Below are some records: retype them all exactly, but not the pictures.
--- begin ENTRIES SHOWN ---
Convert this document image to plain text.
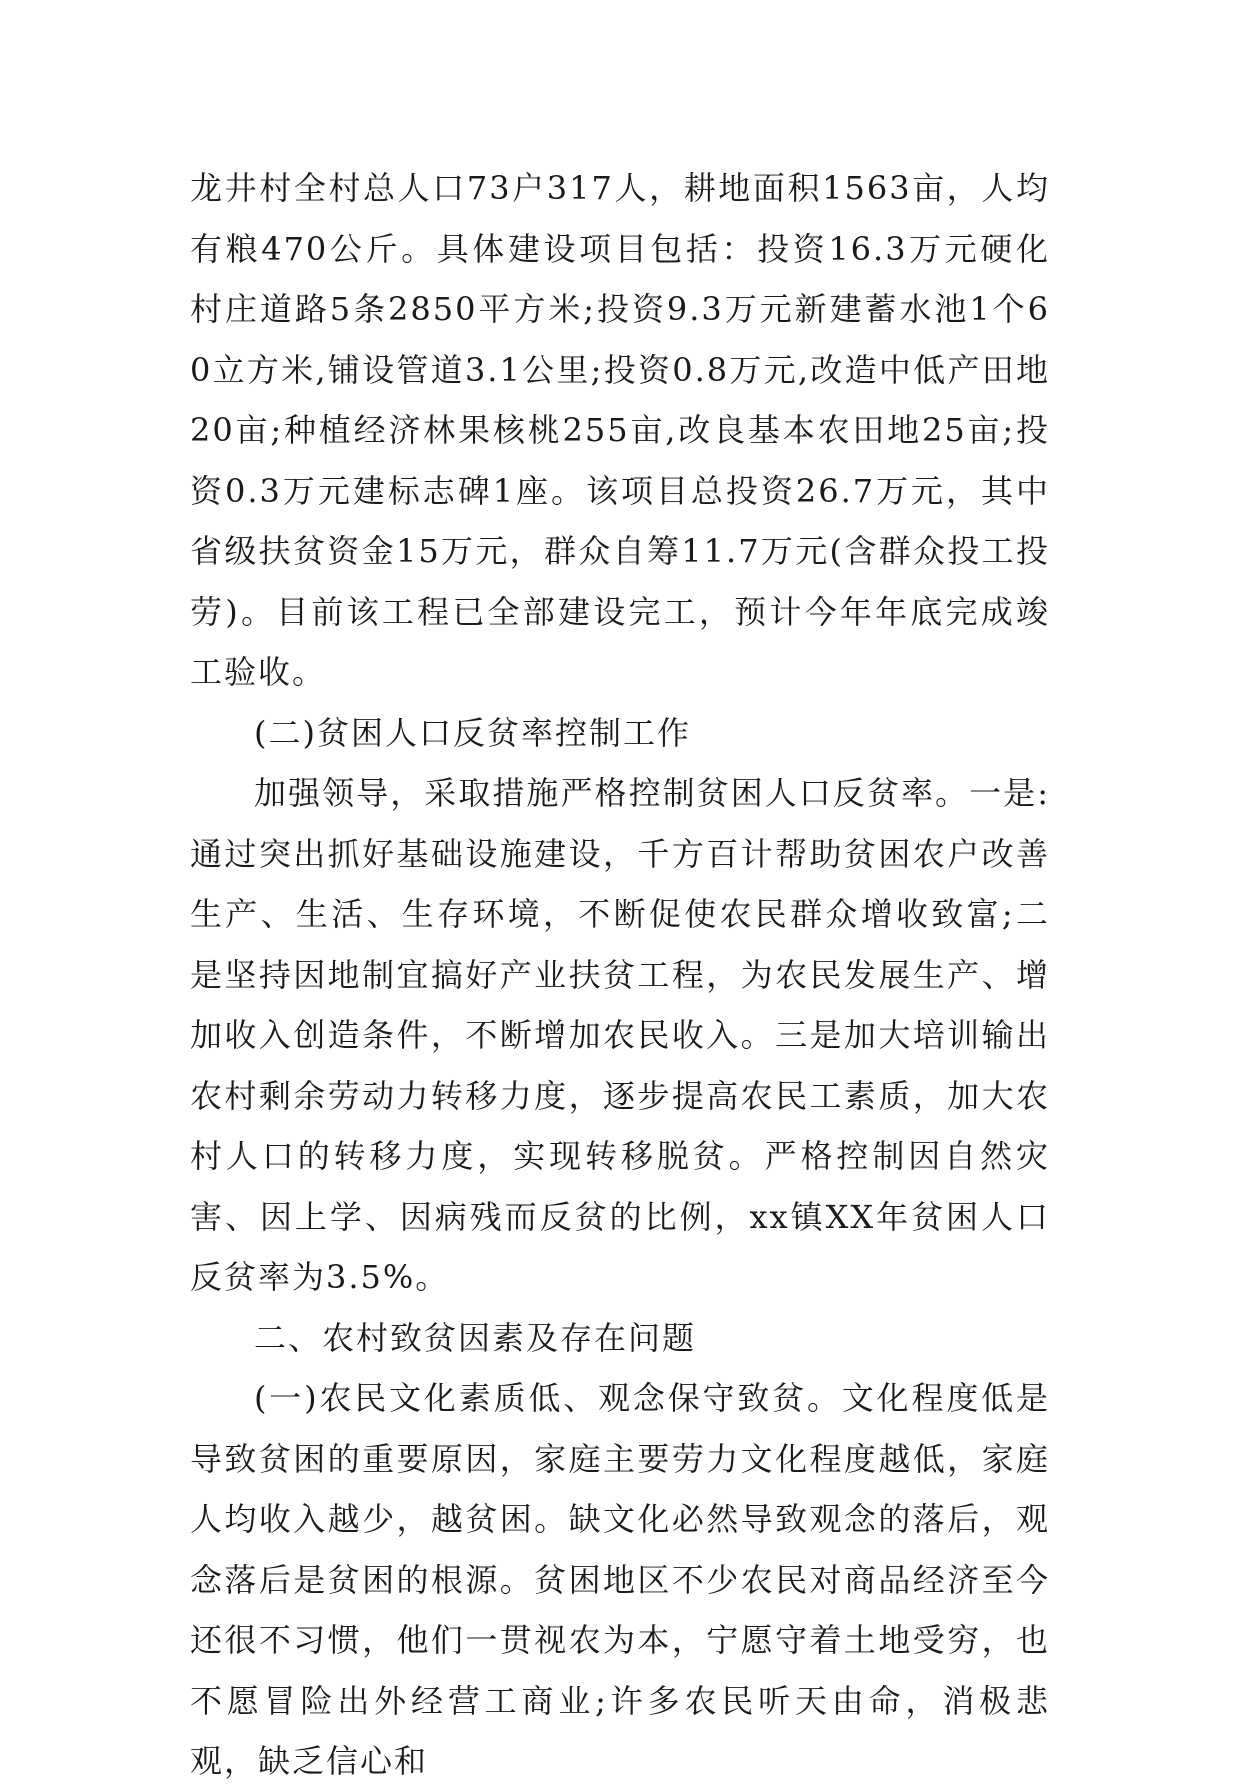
龙井村全村总人口73户317人，耕地面积1563亩，人均有粮470公斤。具体建设项目包括：投资16.3万元硬化村庄道路5条2850平方米;投资9.3万元新建蓄水池1个60立方米,铺设管道3.1公里;投资0.8万元,改造中低产田地20亩;种植经济林果核桃255亩,改良基本农田地25亩;投资0.3万元建标志碑1座。该项目总投资26.7万元，其中省级扶贫资金15万元，群众自筹11.7万元(含群众投工投劳)。目前该工程已全部建设完工，预计今年年底完成竣工验收。

(二)贫困人口反贫率控制工作

加强领导，采取措施严格控制贫困人口反贫率。一是:通过突出抓好基础设施建设，千方百计帮助贫困农户改善生产、生活、生存环境，不断促使农民群众增收致富;二是坚持因地制宜搞好产业扶贫工程，为农民发展生产、增加收入创造条件，不断增加农民收入。三是加大培训输出农村剩余劳动力转移力度，逐步提高农民工素质，加大农村人口的转移力度，实现转移脱贫。严格控制因自然灾害、因上学、因病残而反贫的比例，xx镇XX年贫困人口反贫率为3.5%。

二、农村致贫因素及存在问题

(一)农民文化素质低、观念保守致贫。文化程度低是导致贫困的重要原因，家庭主要劳力文化程度越低，家庭人均收入越少，越贫困。缺文化必然导致观念的落后，观念落后是贫困的根源。贫困地区不少农民对商品经济至今还很不习惯，他们一贯视农为本，宁愿守着土地受穷，也不愿冒险出外经营工商业;许多农民听天由命，消极悲观，缺乏信心和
--- end ENTRIES SHOWN ---
SOLVED EXERCISE.
Convert this document image to plain text.
龙井村全村总人口73户317人，耕地面积1563亩，人均有粮470公斤。具体建设项目包括：投资16.3万元硬化村庄道路5条2850平方米;投资9.3万元新建蓄水池1个60立方米,铺设管道3.1公里;投资0.8万元,改造中低产田地20亩;种植经济林果核桃255亩,改良基本农田地25亩;投资0.3万元建标志碑1座。该项目总投资26.7万元，其中省级扶贫资金15万元，群众自筹11.7万元(含群众投工投劳)。目前该工程已全部建设完工，预计今年年底完成竣工验收。

(二)贫困人口反贫率控制工作

加强领导，采取措施严格控制贫困人口反贫率。一是:通过突出抓好基础设施建设，千方百计帮助贫困农户改善生产、生活、生存环境，不断促使农民群众增收致富;二是坚持因地制宜搞好产业扶贫工程，为农民发展生产、增加收入创造条件，不断增加农民收入。三是加大培训输出农村剩余劳动力转移力度，逐步提高农民工素质，加大农村人口的转移力度，实现转移脱贫。严格控制因自然灾害、因上学、因病残而反贫的比例，xx镇XX年贫困人口反贫率为3.5%。

二、农村致贫因素及存在问题

(一)农民文化素质低、观念保守致贫。文化程度低是导致贫困的重要原因，家庭主要劳力文化程度越低，家庭人均收入越少，越贫困。缺文化必然导致观念的落后，观念落后是贫困的根源。贫困地区不少农民对商品经济至今还很不习惯，他们一贯视农为本，宁愿守着土地受穷，也不愿冒险出外经营工商业;许多农民听天由命，消极悲观，缺乏信心和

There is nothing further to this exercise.